• _Your objective_
Repeat the listing word for word. No pictures belong in the copy.

• _Extracted data entries_
________
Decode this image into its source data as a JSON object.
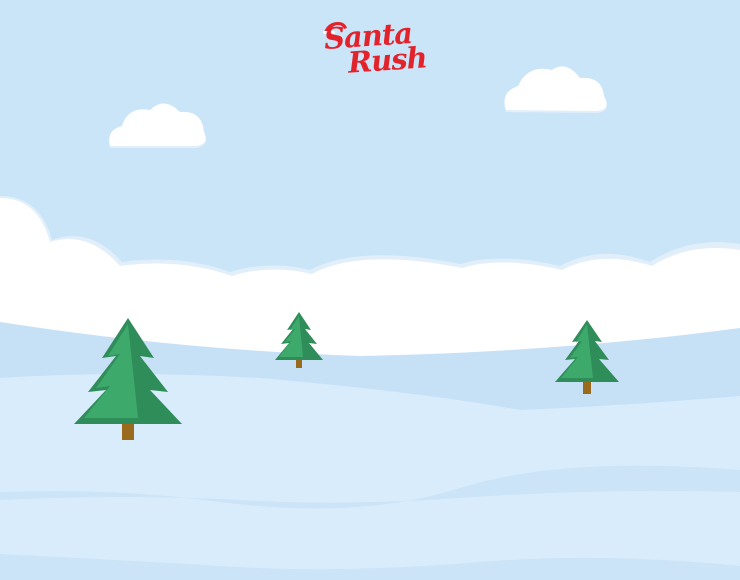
{
  "game": {
    "logo_line1": "Santa",
    "logo_line2": "Rush"
  },
  "colors": {
    "sky": "#cbe5f8",
    "cloud": "#ffffff",
    "cloud_shadow": "#e2effa",
    "snow_light": "#d9ecfb",
    "snow_mid": "#c6e1f6",
    "tree_dark": "#2f8d5a",
    "tree_light": "#3da96b",
    "trunk": "#9a6a1f",
    "logo_red": "#e3232b"
  },
  "icons": [
    "santa-hat-icon",
    "cloud-icon",
    "pine-tree-icon"
  ]
}
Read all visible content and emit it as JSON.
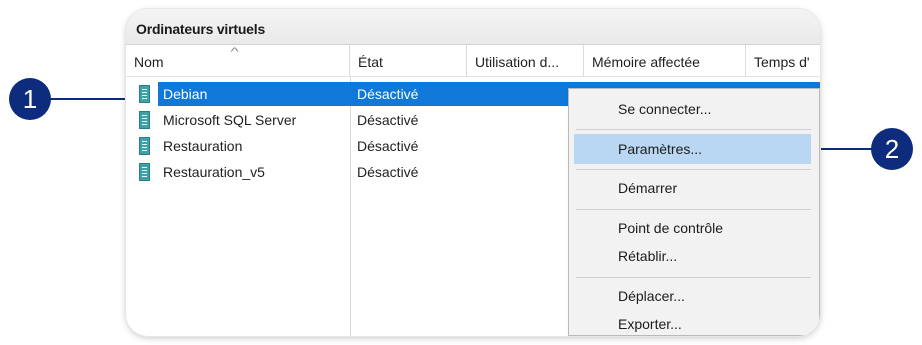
{
  "panel": {
    "title": "Ordinateurs virtuels"
  },
  "columns": [
    {
      "label": "Nom"
    },
    {
      "label": "État"
    },
    {
      "label": "Utilisation d..."
    },
    {
      "label": "Mémoire affectée"
    },
    {
      "label": "Temps d'"
    }
  ],
  "icons": {
    "sort": "sort-up-icon",
    "vm": "virtual-machine-icon"
  },
  "rows": [
    {
      "name": "Debian",
      "state": "Désactivé",
      "selected": true
    },
    {
      "name": "Microsoft SQL Server",
      "state": "Désactivé",
      "selected": false
    },
    {
      "name": "Restauration",
      "state": "Désactivé",
      "selected": false
    },
    {
      "name": "Restauration_v5",
      "state": "Désactivé",
      "selected": false
    }
  ],
  "context_menu": {
    "items": [
      {
        "label": "Se connecter..."
      },
      {
        "label": "Paramètres...",
        "highlighted": true
      },
      {
        "label": "Démarrer"
      },
      {
        "label": "Point de contrôle"
      },
      {
        "label": "Rétablir..."
      },
      {
        "label": "Déplacer..."
      },
      {
        "label": "Exporter..."
      }
    ]
  },
  "callouts": [
    {
      "label": "1"
    },
    {
      "label": "2"
    }
  ],
  "colors": {
    "selection": "#0f78d8",
    "menu_highlight": "#b9d6f3",
    "callout": "#0e2c7e",
    "vm_icon": "#3da1a8"
  }
}
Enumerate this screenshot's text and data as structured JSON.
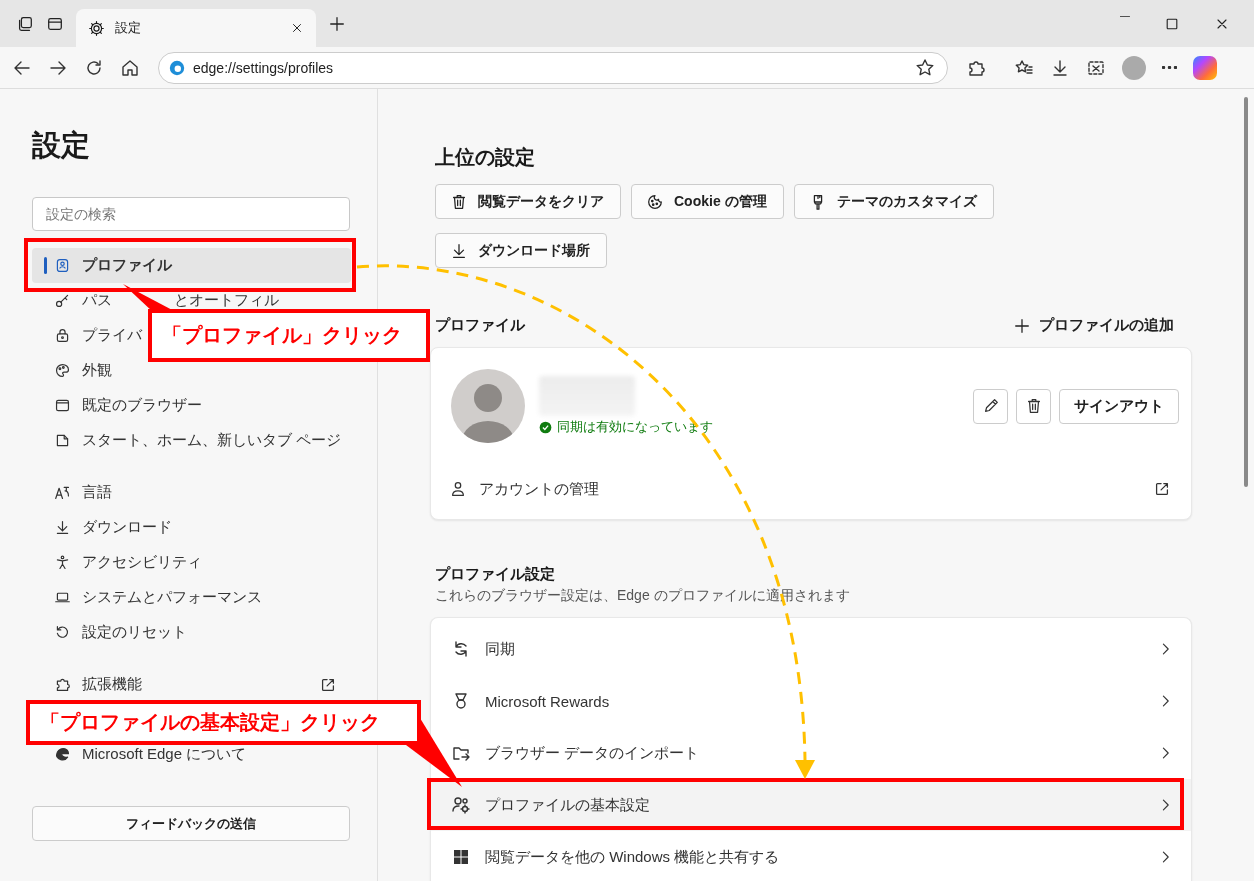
{
  "browser": {
    "tabs": [
      {
        "label": "設定",
        "selected": true
      }
    ],
    "address": "edge://settings/profiles"
  },
  "sidebar": {
    "title": "設定",
    "search": {
      "placeholder": "設定の検索"
    },
    "groups": [
      [
        {
          "label": "プロファイル",
          "selected": true
        },
        {
          "label": "パス",
          "label_2": "とオートフィル",
          "selected": false
        },
        {
          "label": "プライバ",
          "selected": false
        },
        {
          "label": "外観",
          "selected": false
        },
        {
          "label": "既定のブラウザー",
          "selected": false
        },
        {
          "label": "スタート、ホーム、新しいタブ ページ",
          "selected": false
        }
      ],
      [
        {
          "label": "言語",
          "selected": false
        },
        {
          "label": "ダウンロード",
          "selected": false
        },
        {
          "label": "アクセシビリティ",
          "selected": false
        },
        {
          "label": "システムとパフォーマンス",
          "selected": false
        },
        {
          "label": "設定のリセット",
          "selected": false
        }
      ],
      [
        {
          "label": "拡張機能",
          "selected": false
        },
        {
          "label": "Microsoft Edge について",
          "selected": false
        }
      ]
    ],
    "feedback": "フィードバックの送信"
  },
  "main": {
    "quick": {
      "title": "上位の設定",
      "buttons": [
        "閲覧データをクリア",
        "Cookie の管理",
        "テーマのカスタマイズ",
        "ダウンロード場所"
      ]
    },
    "profile": {
      "title": "プロファイル",
      "add": "プロファイルの追加",
      "sync_status": "同期は有効になっています",
      "sign_out": "サインアウト",
      "manage": "アカウントの管理"
    },
    "profile_settings": {
      "title": "プロファイル設定",
      "subtitle": "これらのブラウザー設定は、Edge のプロファイルに適用されます",
      "rows": [
        {
          "label": "同期",
          "hovered": false
        },
        {
          "label": "Microsoft Rewards",
          "hovered": false
        },
        {
          "label": "ブラウザー データのインポート",
          "hovered": false
        },
        {
          "label": "プロファイルの基本設定",
          "hovered": true
        },
        {
          "label": "閲覧データを他の Windows 機能と共有する",
          "hovered": false
        }
      ]
    }
  },
  "annotations": {
    "callouts": [
      "「プロファイル」クリック",
      "「プロファイルの基本設定」クリック"
    ]
  }
}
________
• _Full answer_
Decode this image into its source data as a JSON object.
{
  "game": {
    "logo_line1": "Santa",
    "logo_line2": "Rush"
  },
  "colors": {
    "sky": "#cbe5f8",
    "cloud": "#ffffff",
    "cloud_shadow": "#e2effa",
    "snow_light": "#d9ecfb",
    "snow_mid": "#c6e1f6",
    "tree_dark": "#2f8d5a",
    "tree_light": "#3da96b",
    "trunk": "#9a6a1f",
    "logo_red": "#e3232b"
  },
  "icons": [
    "santa-hat-icon",
    "cloud-icon",
    "pine-tree-icon"
  ]
}
Read all visible content and emit it as JSON.
{
  "panel": {
    "title": "Ordinateurs virtuels"
  },
  "columns": [
    {
      "label": "Nom"
    },
    {
      "label": "État"
    },
    {
      "label": "Utilisation d..."
    },
    {
      "label": "Mémoire affectée"
    },
    {
      "label": "Temps d'"
    }
  ],
  "icons": {
    "sort": "sort-up-icon",
    "vm": "virtual-machine-icon"
  },
  "rows": [
    {
      "name": "Debian",
      "state": "Désactivé",
      "selected": true
    },
    {
      "name": "Microsoft SQL Server",
      "state": "Désactivé",
      "selected": false
    },
    {
      "name": "Restauration",
      "state": "Désactivé",
      "selected": false
    },
    {
      "name": "Restauration_v5",
      "state": "Désactivé",
      "selected": false
    }
  ],
  "context_menu": {
    "items": [
      {
        "label": "Se connecter..."
      },
      {
        "label": "Paramètres...",
        "highlighted": true
      },
      {
        "label": "Démarrer"
      },
      {
        "label": "Point de contrôle"
      },
      {
        "label": "Rétablir..."
      },
      {
        "label": "Déplacer..."
      },
      {
        "label": "Exporter..."
      }
    ]
  },
  "callouts": [
    {
      "label": "1"
    },
    {
      "label": "2"
    }
  ],
  "colors": {
    "selection": "#0f78d8",
    "menu_highlight": "#b9d6f3",
    "callout": "#0e2c7e",
    "vm_icon": "#3da1a8"
  }
}
Enumerate this screenshot's text and data as structured JSON.
{
  "browser": {
    "tabs": [
      {
        "label": "設定",
        "selected": true
      }
    ],
    "address": "edge://settings/profiles"
  },
  "sidebar": {
    "title": "設定",
    "search": {
      "placeholder": "設定の検索"
    },
    "groups": [
      [
        {
          "label": "プロファイル",
          "selected": true
        },
        {
          "label": "パス",
          "label_2": "とオートフィル",
          "selected": false
        },
        {
          "label": "プライバ",
          "selected": false
        },
        {
          "label": "外観",
          "selected": false
        },
        {
          "label": "既定のブラウザー",
          "selected": false
        },
        {
          "label": "スタート、ホーム、新しいタブ ページ",
          "selected": false
        }
      ],
      [
        {
          "label": "言語",
          "selected": false
        },
        {
          "label": "ダウンロード",
          "selected": false
        },
        {
          "label": "アクセシビリティ",
          "selected": false
        },
        {
          "label": "システムとパフォーマンス",
          "selected": false
        },
        {
          "label": "設定のリセット",
          "selected": false
        }
      ],
      [
        {
          "label": "拡張機能",
          "selected": false
        },
        {
          "label": "Microsoft Edge について",
          "selected": false
        }
      ]
    ],
    "feedback": "フィードバックの送信"
  },
  "main": {
    "quick": {
      "title": "上位の設定",
      "buttons": [
        "閲覧データをクリア",
        "Cookie の管理",
        "テーマのカスタマイズ",
        "ダウンロード場所"
      ]
    },
    "profile": {
      "title": "プロファイル",
      "add": "プロファイルの追加",
      "sync_status": "同期は有効になっています",
      "sign_out": "サインアウト",
      "manage": "アカウントの管理"
    },
    "profile_settings": {
      "title": "プロファイル設定",
      "subtitle": "これらのブラウザー設定は、Edge のプロファイルに適用されます",
      "rows": [
        {
          "label": "同期",
          "hovered": false
        },
        {
          "label": "Microsoft Rewards",
          "hovered": false
        },
        {
          "label": "ブラウザー データのインポート",
          "hovered": false
        },
        {
          "label": "プロファイルの基本設定",
          "hovered": true
        },
        {
          "label": "閲覧データを他の Windows 機能と共有する",
          "hovered": false
        }
      ]
    }
  },
  "annotations": {
    "callouts": [
      "「プロファイル」クリック",
      "「プロファイルの基本設定」クリック"
    ]
  }
}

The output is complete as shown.